Figure dataset records

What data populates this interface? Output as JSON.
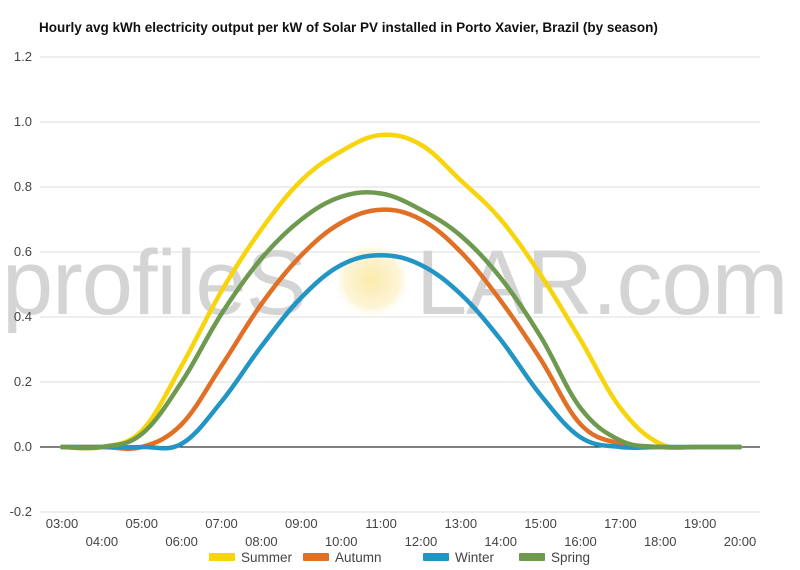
{
  "title": "Hourly avg kWh electricity output per kW of Solar PV installed in Porto Xavier, Brazil (by season)",
  "watermark": {
    "left": "profileS",
    "right": "LAR.com"
  },
  "colors": {
    "Summer": "#f7d40c",
    "Autumn": "#e07026",
    "Winter": "#2395c4",
    "Spring": "#6d9a4f",
    "grid": "#dddddd",
    "zero": "#000000"
  },
  "chart_data": {
    "type": "line",
    "title": "Hourly avg kWh electricity output per kW of Solar PV installed in Porto Xavier, Brazil (by season)",
    "xlabel": "",
    "ylabel": "",
    "ylim": [
      -0.2,
      1.2
    ],
    "yticks": [
      -0.2,
      0.0,
      0.2,
      0.4,
      0.6,
      0.8,
      1.0,
      1.2
    ],
    "ytick_labels": [
      "-0.2",
      "0.0",
      "0.2",
      "0.4",
      "0.6",
      "0.8",
      "1.0",
      "1.2"
    ],
    "x": [
      "03:00",
      "04:00",
      "05:00",
      "06:00",
      "07:00",
      "08:00",
      "09:00",
      "10:00",
      "11:00",
      "12:00",
      "13:00",
      "14:00",
      "15:00",
      "16:00",
      "17:00",
      "18:00",
      "19:00",
      "20:00"
    ],
    "x_top_labels": [
      "03:00",
      "05:00",
      "07:00",
      "09:00",
      "11:00",
      "13:00",
      "15:00",
      "17:00",
      "19:00"
    ],
    "x_bottom_labels": [
      "04:00",
      "06:00",
      "08:00",
      "10:00",
      "12:00",
      "14:00",
      "16:00",
      "18:00",
      "20:00"
    ],
    "legend_position": "bottom",
    "grid": true,
    "series": [
      {
        "name": "Summer",
        "values": [
          0.0,
          0.0,
          0.05,
          0.25,
          0.48,
          0.67,
          0.82,
          0.91,
          0.96,
          0.93,
          0.82,
          0.7,
          0.53,
          0.33,
          0.12,
          0.01,
          0.0,
          0.0
        ]
      },
      {
        "name": "Autumn",
        "values": [
          0.0,
          0.0,
          0.0,
          0.07,
          0.25,
          0.44,
          0.59,
          0.69,
          0.73,
          0.7,
          0.6,
          0.45,
          0.27,
          0.07,
          0.01,
          0.0,
          0.0,
          0.0
        ]
      },
      {
        "name": "Winter",
        "values": [
          0.0,
          0.0,
          0.0,
          0.01,
          0.14,
          0.31,
          0.46,
          0.56,
          0.59,
          0.56,
          0.47,
          0.33,
          0.16,
          0.03,
          0.0,
          0.0,
          0.0,
          0.0
        ]
      },
      {
        "name": "Spring",
        "values": [
          0.0,
          0.0,
          0.04,
          0.2,
          0.41,
          0.58,
          0.7,
          0.77,
          0.78,
          0.73,
          0.65,
          0.52,
          0.34,
          0.12,
          0.02,
          0.0,
          0.0,
          0.0
        ]
      }
    ]
  }
}
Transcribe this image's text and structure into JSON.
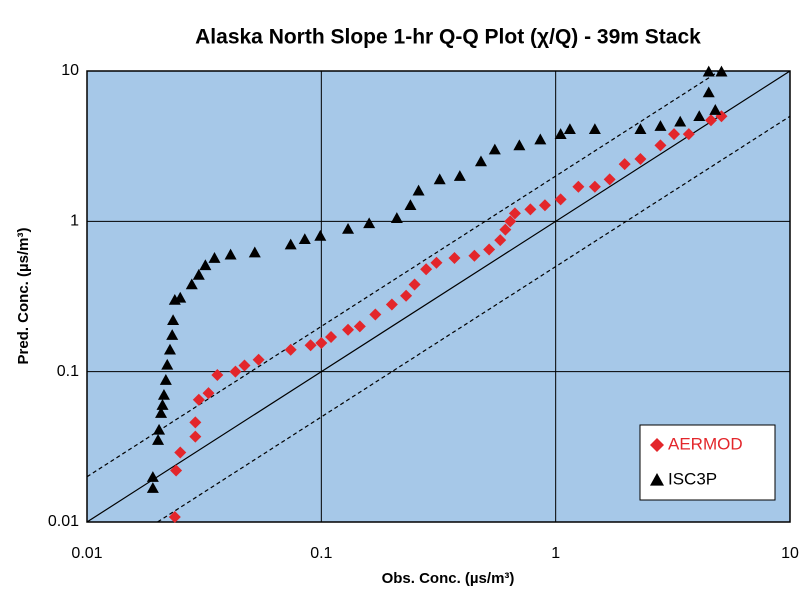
{
  "chart_data": {
    "type": "scatter",
    "title": "Alaska North Slope 1-hr Q-Q Plot (χ/Q) - 39m Stack",
    "x_label": "Obs. Conc. (µs/m³)",
    "y_label": "Pred. Conc. (µs/m³)",
    "log_x": true,
    "log_y": true,
    "grid": true,
    "plot_background": "#a6c8e8",
    "xlim": [
      0.01,
      10
    ],
    "ylim": [
      0.01,
      10
    ],
    "xticks": [
      0.01,
      0.1,
      1,
      10
    ],
    "yticks": [
      0.01,
      0.1,
      1,
      10
    ],
    "legend": "lower right",
    "series": [
      {
        "name": "AERMOD",
        "color": "#e3262b",
        "marker": "diamond",
        "x": [
          0.0237,
          0.024,
          0.025,
          0.029,
          0.029,
          0.03,
          0.033,
          0.036,
          0.043,
          0.047,
          0.054,
          0.074,
          0.09,
          0.1,
          0.11,
          0.13,
          0.146,
          0.17,
          0.2,
          0.23,
          0.25,
          0.28,
          0.31,
          0.37,
          0.45,
          0.52,
          0.58,
          0.61,
          0.64,
          0.67,
          0.78,
          0.9,
          1.05,
          1.25,
          1.47,
          1.7,
          1.97,
          2.3,
          2.8,
          3.2,
          3.7,
          4.6,
          5.1
        ],
        "values": [
          0.0108,
          0.022,
          0.029,
          0.037,
          0.046,
          0.065,
          0.072,
          0.095,
          0.1,
          0.11,
          0.12,
          0.14,
          0.15,
          0.155,
          0.17,
          0.19,
          0.2,
          0.24,
          0.28,
          0.32,
          0.38,
          0.48,
          0.53,
          0.57,
          0.59,
          0.65,
          0.75,
          0.88,
          1.0,
          1.13,
          1.2,
          1.28,
          1.4,
          1.7,
          1.7,
          1.9,
          2.4,
          2.6,
          3.2,
          3.8,
          3.8,
          4.7,
          5.0
        ]
      },
      {
        "name": "ISC3P",
        "color": "#000000",
        "marker": "triangle",
        "x": [
          0.0191,
          0.0191,
          0.0201,
          0.0203,
          0.0207,
          0.021,
          0.0213,
          0.0217,
          0.022,
          0.0226,
          0.0231,
          0.0233,
          0.0237,
          0.025,
          0.028,
          0.03,
          0.032,
          0.035,
          0.041,
          0.052,
          0.074,
          0.085,
          0.099,
          0.13,
          0.16,
          0.21,
          0.24,
          0.26,
          0.32,
          0.39,
          0.48,
          0.55,
          0.7,
          0.86,
          1.05,
          1.15,
          1.47,
          2.3,
          2.8,
          3.4,
          4.1,
          4.8,
          4.5,
          4.5,
          5.1
        ],
        "values": [
          0.0168,
          0.0199,
          0.0351,
          0.041,
          0.053,
          0.06,
          0.07,
          0.088,
          0.111,
          0.14,
          0.175,
          0.22,
          0.3,
          0.31,
          0.38,
          0.44,
          0.51,
          0.57,
          0.6,
          0.62,
          0.7,
          0.76,
          0.8,
          0.89,
          0.97,
          1.05,
          1.28,
          1.6,
          1.9,
          2.0,
          2.5,
          3.0,
          3.2,
          3.5,
          3.8,
          4.1,
          4.1,
          4.1,
          4.3,
          4.6,
          5.0,
          5.5,
          7.2,
          9.9,
          9.9
        ]
      }
    ]
  }
}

(Written exercise)
Scan the lines above for "true", then copy every one that has it.

(Solution to this exercise)
    "grid": true,
    "log_x": true,
    "log_y": true,
    "grid": true,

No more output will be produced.